== Records ==
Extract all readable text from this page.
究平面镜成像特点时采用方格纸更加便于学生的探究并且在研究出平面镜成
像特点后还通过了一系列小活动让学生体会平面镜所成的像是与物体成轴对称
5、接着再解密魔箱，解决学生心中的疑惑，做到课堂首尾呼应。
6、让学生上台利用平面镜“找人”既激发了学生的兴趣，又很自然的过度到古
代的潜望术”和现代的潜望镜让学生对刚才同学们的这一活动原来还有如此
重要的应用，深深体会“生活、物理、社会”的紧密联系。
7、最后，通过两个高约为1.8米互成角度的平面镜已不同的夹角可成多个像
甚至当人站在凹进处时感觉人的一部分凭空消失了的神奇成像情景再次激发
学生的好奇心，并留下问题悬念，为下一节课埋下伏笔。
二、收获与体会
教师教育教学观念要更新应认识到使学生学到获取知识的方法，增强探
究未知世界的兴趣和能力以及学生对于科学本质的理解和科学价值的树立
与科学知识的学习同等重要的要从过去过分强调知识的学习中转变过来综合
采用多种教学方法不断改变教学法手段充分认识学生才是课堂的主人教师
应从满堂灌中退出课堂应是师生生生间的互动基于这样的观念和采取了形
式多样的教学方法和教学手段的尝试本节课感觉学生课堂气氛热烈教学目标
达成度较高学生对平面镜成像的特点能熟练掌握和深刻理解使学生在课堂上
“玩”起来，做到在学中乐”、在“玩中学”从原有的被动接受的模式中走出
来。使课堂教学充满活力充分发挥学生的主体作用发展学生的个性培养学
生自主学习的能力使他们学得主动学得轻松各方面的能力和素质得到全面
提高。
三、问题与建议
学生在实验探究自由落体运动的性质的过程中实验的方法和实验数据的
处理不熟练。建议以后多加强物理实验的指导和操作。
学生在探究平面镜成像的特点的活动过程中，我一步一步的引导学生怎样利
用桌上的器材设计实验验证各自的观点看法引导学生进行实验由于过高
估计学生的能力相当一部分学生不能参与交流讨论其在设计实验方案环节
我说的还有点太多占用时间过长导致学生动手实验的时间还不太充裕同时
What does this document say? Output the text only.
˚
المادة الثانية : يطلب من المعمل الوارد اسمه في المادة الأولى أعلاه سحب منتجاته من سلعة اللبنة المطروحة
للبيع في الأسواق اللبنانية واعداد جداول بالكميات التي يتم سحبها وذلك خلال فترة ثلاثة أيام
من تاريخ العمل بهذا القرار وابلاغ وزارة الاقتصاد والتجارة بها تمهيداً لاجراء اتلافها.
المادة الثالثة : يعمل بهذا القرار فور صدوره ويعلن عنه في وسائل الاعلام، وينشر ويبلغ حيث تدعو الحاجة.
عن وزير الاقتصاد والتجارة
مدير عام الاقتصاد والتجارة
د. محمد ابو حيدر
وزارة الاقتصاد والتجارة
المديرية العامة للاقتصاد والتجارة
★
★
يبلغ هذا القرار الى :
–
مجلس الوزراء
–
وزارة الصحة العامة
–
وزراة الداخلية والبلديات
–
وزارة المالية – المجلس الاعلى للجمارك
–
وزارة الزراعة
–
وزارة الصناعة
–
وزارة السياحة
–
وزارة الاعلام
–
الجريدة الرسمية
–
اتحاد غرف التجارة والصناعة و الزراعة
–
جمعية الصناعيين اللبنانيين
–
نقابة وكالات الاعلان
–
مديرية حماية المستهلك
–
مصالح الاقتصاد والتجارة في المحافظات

== AIM OF THE TASK ==
Reproduce the entire listing word for word.

== WRITTEN ANSWER ==
Extract all readable text from this page.
究平面镜成像特点时采用方格纸更加便于学生的探究并且在研究出平面镜成
像特点后还通过了一系列小活动让学生体会平面镜所成的像是与物体成轴对称
5、接着再解密魔箱，解决学生心中的疑惑，做到课堂首尾呼应。
6、让学生上台利用平面镜“找人”既激发了学生的兴趣，又很自然的过度到古
代的潜望术”和现代的潜望镜让学生对刚才同学们的这一活动原来还有如此
重要的应用，深深体会“生活、物理、社会”的紧密联系。
7、最后，通过两个高约为1.8米互成角度的平面镜已不同的夹角可成多个像
甚至当人站在凹进处时感觉人的一部分凭空消失了的神奇成像情景再次激发
学生的好奇心，并留下问题悬念，为下一节课埋下伏笔。
二、收获与体会
教师教育教学观念要更新应认识到使学生学到获取知识的方法，增强探
究未知世界的兴趣和能力以及学生对于科学本质的理解和科学价值的树立
与科学知识的学习同等重要的要从过去过分强调知识的学习中转变过来综合
采用多种教学方法不断改变教学法手段充分认识学生才是课堂的主人教师
应从满堂灌中退出课堂应是师生生生间的互动基于这样的观念和采取了形
式多样的教学方法和教学手段的尝试本节课感觉学生课堂气氛热烈教学目标
达成度较高学生对平面镜成像的特点能熟练掌握和深刻理解使学生在课堂上
“玩”起来，做到在学中乐”、在“玩中学”从原有的被动接受的模式中走出
来。使课堂教学充满活力充分发挥学生的主体作用发展学生的个性培养学
生自主学习的能力使他们学得主动学得轻松各方面的能力和素质得到全面
提高。
三、问题与建议
学生在实验探究自由落体运动的性质的过程中实验的方法和实验数据的
处理不熟练。建议以后多加强物理实验的指导和操作。
学生在探究平面镜成像的特点的活动过程中，我一步一步的引导学生怎样利
用桌上的器材设计实验验证各自的观点看法引导学生进行实验由于过高
估计学生的能力相当一部分学生不能参与交流讨论其在设计实验方案环节
我说的还有点太多占用时间过长导致学生动手实验的时间还不太充裕同时
What does this document say? Output the text only.
˚
المادة الثانية : يطلب من المعمل الوارد اسمه في المادة الأولى أعلاه سحب منتجاته من سلعة اللبنة المطروحة
للبيع في الأسواق اللبنانية واعداد جداول بالكميات التي يتم سحبها وذلك خلال فترة ثلاثة أيام
من تاريخ العمل بهذا القرار وابلاغ وزارة الاقتصاد والتجارة بها تمهيداً لاجراء اتلافها.
المادة الثالثة : يعمل بهذا القرار فور صدوره ويعلن عنه في وسائل الاعلام، وينشر ويبلغ حيث تدعو الحاجة.
عن وزير الاقتصاد والتجارة
مدير عام الاقتصاد والتجارة
د. محمد ابو حيدر
وزارة الاقتصاد والتجارة
المديرية العامة للاقتصاد والتجارة
★
★
يبلغ هذا القرار الى :
–
مجلس الوزراء
–
وزارة الصحة العامة
–
وزراة الداخلية والبلديات
–
وزارة المالية – المجلس الاعلى للجمارك
–
وزارة الزراعة
–
وزارة الصناعة
–
وزارة السياحة
–
وزارة الاعلام
–
الجريدة الرسمية
–
اتحاد غرف التجارة والصناعة و الزراعة
–
جمعية الصناعيين اللبنانيين
–
نقابة وكالات الاعلان
–
مديرية حماية المستهلك
–
مصالح الاقتصاد والتجارة في المحافظات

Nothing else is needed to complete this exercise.